▸ Entries taken from a collection:

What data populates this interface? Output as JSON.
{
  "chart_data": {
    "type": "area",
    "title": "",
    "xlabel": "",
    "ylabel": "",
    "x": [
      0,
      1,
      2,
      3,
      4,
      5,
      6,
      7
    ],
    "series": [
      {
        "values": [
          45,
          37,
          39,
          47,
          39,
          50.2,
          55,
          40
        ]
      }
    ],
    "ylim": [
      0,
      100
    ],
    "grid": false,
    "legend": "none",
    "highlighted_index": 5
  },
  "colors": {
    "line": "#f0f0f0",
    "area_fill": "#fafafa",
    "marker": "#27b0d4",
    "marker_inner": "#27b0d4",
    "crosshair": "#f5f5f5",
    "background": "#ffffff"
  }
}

▸ TO DO: Restate each record exactly as written.

▸ EXERCISE OUTPUT:
What data populates this interface? Output as JSON.
{
  "chart_data": {
    "type": "area",
    "title": "",
    "xlabel": "",
    "ylabel": "",
    "x": [
      0,
      1,
      2,
      3,
      4,
      5,
      6,
      7
    ],
    "series": [
      {
        "values": [
          45,
          37,
          39,
          47,
          39,
          50.2,
          55,
          40
        ]
      }
    ],
    "ylim": [
      0,
      100
    ],
    "grid": false,
    "legend": "none",
    "highlighted_index": 5
  },
  "colors": {
    "line": "#f0f0f0",
    "area_fill": "#fafafa",
    "marker": "#27b0d4",
    "marker_inner": "#27b0d4",
    "crosshair": "#f5f5f5",
    "background": "#ffffff"
  }
}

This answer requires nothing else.